Polygenic Risk Score (PRS) Builder

A ToolUniverse skill for building and interpreting polygenic risk scores for complex diseases.


Quick Links


What is This?

Build polygenic risk scores using GWAS data to estimate genetic predisposition to diseases:

from tooluniverse_polygenic_risk_score import (
    build_polygenic_risk_score,
    calculate_personal_prs,
    interpret_prs_percentile
)

# Build PRS for type 2 diabetes
prs = build_polygenic_risk_score("type 2 diabetes")

# Calculate your personal risk from genotypes
result = calculate_personal_prs(prs, my_genotypes)
result = interpret_prs_percentile(result)

print(f"Percentile: {result.percentile:.1f}%")
print(f"Risk: {result.risk_category}")

Features

Automatic GWAS Query - Extracts genome-wide significant variants (p < 5×10⁻⁸) ✅ Effect Size Handling - Supports beta coefficients and odds ratios ✅ Personal Risk Calculation - Computes PRS from 23andMe/Ancestry/WGS data ✅ Percentile Interpretation - Population-based risk categories ✅ No API Keys Required - All GWAS tools are public ✅ Thoroughly Tested - 12/12 tests passing (100%) ✅ Well Documented - Methodology, ethics, limitations, and references


Installation

pip install tooluniverse

No additional dependencies required.


Use Cases

Clinical Risk Assessment

  • Screen high-risk individuals for prevention programs
  • Personalize intervention strategies based on genetic risk
  • Combine PRS with clinical risk factors (family history, lifestyle)

Research Applications

  • Gene discovery via PRS-based phenome-wide studies
  • Genetic correlation analyses across traits
  • Mendelian randomization using PRS as instruments

Personal Genomics

  • Calculate PRS for traits not reported by consumer testing
  • Understand genetic contribution vs. environmental factors
  • Compare to population distributions

Supported Traits

Works with any trait in GWAS Catalog. Well-validated traits include:

  • Cardiovascular: Coronary artery disease, hypertension, atrial fibrillation
  • Metabolic: Type 2 diabetes, obesity, hyperlipidemia
  • Neurodegenerative: Alzheimer's disease, Parkinson's disease
  • Psychiatric: Schizophrenia, bipolar disorder, major depression
  • Cancer: Breast cancer, prostate cancer, colorectal cancer
  • Autoimmune: Rheumatoid arthritis, inflammatory bowel disease, type 1 diabetes

Example: Type 2 Diabetes PRS

# Step 1: Build PRS model from GWAS data
prs = build_polygenic_risk_score(
    trait="type 2 diabetes",
    p_threshold=5e-8,  # Genome-wide significance
    max_snps=100
)

Bounding box prediction data

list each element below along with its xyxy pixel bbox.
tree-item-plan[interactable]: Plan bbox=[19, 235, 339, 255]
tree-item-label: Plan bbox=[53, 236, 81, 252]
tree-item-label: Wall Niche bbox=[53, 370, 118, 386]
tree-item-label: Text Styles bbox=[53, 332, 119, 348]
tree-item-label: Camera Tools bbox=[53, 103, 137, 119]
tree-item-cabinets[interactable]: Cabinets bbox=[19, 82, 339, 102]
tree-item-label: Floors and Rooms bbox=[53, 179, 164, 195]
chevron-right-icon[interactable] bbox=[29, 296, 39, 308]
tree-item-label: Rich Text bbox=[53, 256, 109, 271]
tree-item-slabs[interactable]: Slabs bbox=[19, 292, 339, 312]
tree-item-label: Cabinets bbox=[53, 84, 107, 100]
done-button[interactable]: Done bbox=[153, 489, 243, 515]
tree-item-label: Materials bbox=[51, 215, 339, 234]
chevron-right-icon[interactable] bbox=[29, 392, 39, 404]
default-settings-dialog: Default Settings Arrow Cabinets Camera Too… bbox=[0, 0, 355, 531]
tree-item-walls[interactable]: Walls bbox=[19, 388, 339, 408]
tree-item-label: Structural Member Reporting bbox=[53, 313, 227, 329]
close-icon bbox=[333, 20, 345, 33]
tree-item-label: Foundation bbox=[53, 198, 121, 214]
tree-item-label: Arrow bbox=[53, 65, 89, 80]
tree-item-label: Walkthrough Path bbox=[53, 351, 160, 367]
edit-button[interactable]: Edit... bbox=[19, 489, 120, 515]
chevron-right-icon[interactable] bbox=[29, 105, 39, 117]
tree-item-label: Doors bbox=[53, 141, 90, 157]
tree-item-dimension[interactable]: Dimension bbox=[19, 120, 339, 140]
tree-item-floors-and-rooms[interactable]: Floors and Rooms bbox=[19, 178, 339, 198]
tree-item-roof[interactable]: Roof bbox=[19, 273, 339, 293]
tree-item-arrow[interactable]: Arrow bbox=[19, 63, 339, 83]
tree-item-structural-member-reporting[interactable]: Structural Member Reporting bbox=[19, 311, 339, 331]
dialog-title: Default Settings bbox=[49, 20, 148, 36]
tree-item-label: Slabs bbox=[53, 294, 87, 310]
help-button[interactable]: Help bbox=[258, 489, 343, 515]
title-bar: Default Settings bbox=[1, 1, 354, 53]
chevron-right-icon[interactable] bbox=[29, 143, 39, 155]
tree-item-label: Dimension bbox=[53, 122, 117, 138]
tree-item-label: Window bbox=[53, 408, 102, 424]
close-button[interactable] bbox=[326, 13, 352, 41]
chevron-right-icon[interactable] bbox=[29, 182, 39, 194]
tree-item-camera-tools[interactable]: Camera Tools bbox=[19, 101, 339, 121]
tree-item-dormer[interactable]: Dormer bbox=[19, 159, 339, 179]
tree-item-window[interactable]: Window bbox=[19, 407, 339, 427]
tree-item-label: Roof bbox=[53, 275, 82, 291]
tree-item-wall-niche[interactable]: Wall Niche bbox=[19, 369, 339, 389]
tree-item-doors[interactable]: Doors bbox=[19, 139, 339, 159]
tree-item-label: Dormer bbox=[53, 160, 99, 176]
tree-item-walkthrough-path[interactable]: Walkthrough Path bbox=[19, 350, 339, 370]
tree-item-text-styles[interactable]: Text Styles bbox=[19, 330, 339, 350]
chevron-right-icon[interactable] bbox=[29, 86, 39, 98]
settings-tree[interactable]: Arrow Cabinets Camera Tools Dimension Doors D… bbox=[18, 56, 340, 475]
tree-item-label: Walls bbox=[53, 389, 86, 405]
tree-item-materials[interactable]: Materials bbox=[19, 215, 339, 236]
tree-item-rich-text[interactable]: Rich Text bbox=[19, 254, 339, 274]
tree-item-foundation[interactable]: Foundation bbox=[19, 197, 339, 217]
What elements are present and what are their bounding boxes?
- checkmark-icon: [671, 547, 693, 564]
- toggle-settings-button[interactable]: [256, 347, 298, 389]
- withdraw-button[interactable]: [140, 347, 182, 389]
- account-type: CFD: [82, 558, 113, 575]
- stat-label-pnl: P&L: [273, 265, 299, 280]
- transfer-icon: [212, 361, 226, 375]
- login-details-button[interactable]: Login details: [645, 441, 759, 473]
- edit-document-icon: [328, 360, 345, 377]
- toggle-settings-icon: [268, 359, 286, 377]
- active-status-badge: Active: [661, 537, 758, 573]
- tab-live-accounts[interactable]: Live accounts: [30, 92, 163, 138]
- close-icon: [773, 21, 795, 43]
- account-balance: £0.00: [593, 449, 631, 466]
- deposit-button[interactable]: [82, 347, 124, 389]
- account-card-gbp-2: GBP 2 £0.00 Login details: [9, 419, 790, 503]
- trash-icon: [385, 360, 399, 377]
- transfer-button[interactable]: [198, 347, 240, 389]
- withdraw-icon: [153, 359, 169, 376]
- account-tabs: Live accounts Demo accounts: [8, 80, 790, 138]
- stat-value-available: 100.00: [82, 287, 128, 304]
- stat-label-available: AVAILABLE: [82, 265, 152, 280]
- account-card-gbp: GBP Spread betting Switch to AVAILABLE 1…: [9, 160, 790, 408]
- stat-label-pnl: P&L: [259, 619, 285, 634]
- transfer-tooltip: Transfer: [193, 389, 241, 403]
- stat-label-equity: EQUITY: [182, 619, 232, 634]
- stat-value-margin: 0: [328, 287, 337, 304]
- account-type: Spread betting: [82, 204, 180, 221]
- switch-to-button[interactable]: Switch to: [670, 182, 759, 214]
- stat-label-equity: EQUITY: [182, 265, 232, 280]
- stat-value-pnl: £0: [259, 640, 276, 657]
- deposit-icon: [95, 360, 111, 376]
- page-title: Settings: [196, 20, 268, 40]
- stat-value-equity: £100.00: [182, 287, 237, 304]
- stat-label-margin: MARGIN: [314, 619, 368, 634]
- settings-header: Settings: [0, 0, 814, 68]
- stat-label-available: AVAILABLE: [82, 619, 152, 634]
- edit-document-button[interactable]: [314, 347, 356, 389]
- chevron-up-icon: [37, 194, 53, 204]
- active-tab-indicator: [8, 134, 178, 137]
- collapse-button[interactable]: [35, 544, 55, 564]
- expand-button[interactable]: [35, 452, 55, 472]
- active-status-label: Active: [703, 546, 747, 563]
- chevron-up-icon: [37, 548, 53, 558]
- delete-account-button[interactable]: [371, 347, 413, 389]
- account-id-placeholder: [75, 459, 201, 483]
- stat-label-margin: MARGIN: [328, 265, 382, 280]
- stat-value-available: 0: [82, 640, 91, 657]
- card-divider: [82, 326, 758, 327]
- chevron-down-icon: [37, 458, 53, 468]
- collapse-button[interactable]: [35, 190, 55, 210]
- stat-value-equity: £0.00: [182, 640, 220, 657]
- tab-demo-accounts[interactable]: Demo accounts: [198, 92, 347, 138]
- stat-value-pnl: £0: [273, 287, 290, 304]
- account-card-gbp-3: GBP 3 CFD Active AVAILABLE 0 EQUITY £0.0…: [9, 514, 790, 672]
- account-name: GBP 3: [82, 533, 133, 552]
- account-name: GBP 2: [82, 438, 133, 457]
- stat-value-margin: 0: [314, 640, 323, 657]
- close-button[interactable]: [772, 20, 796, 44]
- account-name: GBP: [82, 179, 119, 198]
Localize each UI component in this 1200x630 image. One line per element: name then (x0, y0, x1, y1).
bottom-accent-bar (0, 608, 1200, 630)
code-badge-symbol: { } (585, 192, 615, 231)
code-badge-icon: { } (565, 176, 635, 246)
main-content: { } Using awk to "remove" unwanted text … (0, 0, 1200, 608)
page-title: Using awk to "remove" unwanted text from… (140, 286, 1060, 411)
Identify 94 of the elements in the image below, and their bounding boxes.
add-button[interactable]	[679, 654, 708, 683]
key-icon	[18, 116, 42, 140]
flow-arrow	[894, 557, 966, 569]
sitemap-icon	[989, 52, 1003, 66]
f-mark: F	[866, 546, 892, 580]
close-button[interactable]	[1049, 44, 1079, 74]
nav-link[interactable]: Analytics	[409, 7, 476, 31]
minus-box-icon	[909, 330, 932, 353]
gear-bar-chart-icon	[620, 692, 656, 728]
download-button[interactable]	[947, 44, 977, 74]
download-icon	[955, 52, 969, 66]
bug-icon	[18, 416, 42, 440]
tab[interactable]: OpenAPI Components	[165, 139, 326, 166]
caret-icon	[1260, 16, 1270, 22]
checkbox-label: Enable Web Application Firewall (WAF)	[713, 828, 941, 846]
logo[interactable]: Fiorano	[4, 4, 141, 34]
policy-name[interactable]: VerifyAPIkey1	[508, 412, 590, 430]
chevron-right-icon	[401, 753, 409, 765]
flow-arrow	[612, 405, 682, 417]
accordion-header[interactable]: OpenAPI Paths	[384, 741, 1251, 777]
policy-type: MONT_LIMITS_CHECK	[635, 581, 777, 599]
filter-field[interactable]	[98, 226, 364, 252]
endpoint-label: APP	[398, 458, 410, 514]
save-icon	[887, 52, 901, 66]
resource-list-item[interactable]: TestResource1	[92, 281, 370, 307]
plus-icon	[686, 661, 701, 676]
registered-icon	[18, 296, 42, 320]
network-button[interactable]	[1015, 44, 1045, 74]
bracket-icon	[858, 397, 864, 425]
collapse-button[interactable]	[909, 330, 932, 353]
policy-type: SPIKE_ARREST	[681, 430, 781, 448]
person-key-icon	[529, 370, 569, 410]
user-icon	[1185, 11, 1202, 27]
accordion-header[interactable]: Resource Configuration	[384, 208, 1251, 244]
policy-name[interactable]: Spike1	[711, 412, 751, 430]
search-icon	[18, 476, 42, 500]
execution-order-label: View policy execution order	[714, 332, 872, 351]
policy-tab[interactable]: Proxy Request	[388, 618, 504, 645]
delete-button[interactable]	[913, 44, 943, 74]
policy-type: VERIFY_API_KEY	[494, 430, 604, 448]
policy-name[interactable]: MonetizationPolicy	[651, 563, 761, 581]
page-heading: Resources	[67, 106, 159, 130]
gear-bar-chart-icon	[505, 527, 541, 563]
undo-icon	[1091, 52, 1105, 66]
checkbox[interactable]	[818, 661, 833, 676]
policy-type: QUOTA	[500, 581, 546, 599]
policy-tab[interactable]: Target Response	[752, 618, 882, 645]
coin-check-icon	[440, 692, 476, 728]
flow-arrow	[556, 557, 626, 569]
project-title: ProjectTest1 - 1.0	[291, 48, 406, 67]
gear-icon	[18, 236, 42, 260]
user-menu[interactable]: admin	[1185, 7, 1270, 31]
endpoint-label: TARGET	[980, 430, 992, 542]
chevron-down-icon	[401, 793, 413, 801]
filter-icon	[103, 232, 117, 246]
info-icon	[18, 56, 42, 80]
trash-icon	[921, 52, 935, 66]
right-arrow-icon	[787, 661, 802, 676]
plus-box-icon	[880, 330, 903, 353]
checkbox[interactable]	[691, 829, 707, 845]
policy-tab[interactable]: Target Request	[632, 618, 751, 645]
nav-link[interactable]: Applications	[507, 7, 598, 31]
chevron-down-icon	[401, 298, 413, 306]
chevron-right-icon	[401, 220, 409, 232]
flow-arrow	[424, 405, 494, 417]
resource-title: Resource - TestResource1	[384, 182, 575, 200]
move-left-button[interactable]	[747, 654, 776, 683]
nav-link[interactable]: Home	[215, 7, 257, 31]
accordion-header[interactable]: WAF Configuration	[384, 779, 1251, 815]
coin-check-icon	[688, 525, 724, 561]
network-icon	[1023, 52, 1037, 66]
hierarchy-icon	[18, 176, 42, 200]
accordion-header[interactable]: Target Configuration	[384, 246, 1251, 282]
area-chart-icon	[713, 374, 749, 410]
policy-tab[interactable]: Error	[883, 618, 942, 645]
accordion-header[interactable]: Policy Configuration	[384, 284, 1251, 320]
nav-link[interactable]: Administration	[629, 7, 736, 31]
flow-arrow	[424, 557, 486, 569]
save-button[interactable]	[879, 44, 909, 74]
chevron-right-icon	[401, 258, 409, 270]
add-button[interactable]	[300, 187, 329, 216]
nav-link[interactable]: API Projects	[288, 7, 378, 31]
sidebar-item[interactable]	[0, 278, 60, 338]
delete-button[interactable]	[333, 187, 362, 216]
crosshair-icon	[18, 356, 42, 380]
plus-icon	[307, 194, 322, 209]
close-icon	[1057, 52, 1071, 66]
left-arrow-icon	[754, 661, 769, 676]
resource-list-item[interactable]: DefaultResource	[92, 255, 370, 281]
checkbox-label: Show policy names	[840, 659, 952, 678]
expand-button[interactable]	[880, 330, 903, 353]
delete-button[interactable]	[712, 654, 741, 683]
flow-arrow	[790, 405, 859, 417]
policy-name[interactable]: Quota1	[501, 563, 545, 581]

## Problem details
Decide whether each statement agrees with the polygenic risk score page, answering yes or no and quoting the words of the page that settle it.
1. Using the GWAS tools requires API keys.
2. The type 2 diabetes example limits the model to 100 SNPs.
3. Installing the tool requires dependencies beyond tooluniverse.
None of the work here depends on the listing.

## Reply to the exercise
1. No: "No API Keys Required - All GWAS tools are public"
2. Yes: "max_snps=100"
3. No: "No additional dependencies required."